* Begin SOURCE MATERIAL *

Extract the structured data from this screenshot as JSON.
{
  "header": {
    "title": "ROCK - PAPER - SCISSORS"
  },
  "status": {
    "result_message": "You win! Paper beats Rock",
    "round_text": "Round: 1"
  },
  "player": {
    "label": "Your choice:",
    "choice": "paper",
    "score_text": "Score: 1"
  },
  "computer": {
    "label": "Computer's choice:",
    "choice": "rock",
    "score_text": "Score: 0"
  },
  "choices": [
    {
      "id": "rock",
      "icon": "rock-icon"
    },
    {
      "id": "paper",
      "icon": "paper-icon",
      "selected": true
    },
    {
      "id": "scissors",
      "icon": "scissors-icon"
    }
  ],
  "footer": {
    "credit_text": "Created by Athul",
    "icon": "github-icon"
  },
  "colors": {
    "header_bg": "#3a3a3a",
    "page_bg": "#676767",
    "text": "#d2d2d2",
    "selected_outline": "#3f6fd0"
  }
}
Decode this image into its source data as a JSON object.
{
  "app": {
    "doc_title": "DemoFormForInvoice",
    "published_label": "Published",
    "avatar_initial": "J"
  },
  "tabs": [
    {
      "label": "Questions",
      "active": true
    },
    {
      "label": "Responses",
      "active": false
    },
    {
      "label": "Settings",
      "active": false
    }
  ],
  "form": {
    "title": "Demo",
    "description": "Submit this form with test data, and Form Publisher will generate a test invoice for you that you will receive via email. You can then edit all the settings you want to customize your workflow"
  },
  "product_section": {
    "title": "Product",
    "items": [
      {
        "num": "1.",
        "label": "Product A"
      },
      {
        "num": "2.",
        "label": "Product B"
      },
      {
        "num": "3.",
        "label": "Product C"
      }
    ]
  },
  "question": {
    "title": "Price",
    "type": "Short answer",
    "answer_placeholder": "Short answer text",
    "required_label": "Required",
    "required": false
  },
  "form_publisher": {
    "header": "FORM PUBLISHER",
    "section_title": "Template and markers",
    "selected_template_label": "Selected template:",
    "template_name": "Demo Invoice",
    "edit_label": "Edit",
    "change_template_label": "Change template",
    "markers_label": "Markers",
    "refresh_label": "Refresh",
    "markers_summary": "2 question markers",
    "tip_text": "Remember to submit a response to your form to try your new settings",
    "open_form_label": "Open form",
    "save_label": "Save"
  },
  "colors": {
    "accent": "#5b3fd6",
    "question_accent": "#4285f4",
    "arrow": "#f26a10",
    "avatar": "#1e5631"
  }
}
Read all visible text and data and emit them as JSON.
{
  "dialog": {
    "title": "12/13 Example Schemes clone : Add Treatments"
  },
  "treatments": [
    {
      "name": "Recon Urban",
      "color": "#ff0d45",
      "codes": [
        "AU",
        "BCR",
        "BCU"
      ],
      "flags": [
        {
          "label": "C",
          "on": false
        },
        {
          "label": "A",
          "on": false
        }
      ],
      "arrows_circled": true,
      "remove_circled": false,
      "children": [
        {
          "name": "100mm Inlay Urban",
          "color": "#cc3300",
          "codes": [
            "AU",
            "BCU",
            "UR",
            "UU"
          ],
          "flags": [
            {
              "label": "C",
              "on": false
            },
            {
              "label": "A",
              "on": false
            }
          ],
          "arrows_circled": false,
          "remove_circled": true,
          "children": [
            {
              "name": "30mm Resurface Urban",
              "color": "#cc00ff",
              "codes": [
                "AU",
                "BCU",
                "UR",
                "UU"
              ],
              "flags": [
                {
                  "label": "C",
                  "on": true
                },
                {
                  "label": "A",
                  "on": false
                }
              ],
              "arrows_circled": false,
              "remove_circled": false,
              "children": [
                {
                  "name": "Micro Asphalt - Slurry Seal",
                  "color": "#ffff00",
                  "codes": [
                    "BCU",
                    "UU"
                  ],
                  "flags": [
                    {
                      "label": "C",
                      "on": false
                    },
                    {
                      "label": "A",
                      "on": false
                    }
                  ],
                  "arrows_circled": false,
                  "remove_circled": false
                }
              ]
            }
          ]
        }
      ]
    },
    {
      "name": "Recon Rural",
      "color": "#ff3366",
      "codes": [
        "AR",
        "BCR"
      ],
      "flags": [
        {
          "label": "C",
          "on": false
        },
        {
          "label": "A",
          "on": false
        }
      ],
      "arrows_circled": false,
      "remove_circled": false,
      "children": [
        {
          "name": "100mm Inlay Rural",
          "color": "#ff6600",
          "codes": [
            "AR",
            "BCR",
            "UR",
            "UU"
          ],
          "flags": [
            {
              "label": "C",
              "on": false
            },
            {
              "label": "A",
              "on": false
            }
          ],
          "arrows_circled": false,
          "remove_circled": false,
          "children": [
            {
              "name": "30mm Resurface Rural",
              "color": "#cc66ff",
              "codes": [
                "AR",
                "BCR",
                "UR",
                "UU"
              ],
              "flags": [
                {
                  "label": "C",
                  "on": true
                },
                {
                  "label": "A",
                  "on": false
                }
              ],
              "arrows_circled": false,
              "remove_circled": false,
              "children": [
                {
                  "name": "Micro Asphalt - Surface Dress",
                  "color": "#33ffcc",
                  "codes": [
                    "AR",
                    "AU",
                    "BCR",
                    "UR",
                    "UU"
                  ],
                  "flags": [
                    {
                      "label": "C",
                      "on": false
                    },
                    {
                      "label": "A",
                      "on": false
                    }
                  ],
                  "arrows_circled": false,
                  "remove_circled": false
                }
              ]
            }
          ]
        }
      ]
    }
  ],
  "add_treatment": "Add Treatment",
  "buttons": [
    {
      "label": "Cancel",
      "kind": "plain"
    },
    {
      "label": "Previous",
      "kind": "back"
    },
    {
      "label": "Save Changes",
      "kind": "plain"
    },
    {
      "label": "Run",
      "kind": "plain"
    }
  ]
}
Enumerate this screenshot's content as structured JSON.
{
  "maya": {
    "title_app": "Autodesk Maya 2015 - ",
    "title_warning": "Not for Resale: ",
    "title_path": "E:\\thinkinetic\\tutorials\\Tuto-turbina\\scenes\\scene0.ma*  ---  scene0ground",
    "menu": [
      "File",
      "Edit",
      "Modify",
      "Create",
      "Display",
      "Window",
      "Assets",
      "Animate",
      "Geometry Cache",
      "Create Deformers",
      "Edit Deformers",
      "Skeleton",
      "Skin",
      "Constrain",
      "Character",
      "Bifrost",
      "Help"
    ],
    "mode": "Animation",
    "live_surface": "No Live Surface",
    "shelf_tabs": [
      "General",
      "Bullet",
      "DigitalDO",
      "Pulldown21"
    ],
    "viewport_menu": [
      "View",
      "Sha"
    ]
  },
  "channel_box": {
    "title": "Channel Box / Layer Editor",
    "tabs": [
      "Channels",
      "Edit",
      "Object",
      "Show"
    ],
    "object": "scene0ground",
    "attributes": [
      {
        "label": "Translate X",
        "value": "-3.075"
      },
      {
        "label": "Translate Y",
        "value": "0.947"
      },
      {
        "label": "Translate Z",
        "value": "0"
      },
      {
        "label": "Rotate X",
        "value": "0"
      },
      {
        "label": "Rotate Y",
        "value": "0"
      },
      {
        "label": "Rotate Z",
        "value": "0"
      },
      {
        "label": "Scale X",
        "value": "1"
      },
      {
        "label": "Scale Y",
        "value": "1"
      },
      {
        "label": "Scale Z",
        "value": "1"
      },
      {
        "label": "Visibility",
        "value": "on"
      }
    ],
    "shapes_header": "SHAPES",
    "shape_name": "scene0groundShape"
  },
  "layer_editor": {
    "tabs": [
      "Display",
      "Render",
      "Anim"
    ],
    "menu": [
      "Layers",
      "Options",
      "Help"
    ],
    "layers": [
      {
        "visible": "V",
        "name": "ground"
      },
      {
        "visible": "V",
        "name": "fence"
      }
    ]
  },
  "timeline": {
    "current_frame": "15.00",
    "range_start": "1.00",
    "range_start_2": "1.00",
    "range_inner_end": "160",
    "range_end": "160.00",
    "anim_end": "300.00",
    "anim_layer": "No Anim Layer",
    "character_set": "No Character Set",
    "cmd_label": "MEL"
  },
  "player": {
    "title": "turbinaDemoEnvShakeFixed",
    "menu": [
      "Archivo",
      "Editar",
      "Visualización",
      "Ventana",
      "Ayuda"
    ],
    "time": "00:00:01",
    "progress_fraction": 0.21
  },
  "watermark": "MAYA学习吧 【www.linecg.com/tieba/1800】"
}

* End SOURCE MATERIAL *

* _GOAL OF THE EXERCISE_
Gather and copy every line of the data in which the string "Urban" is found.

* _COMPLETE OUTPUT_
      "name": "Recon Urban",
          "name": "100mm Inlay Urban",
              "name": "30mm Resurface Urban",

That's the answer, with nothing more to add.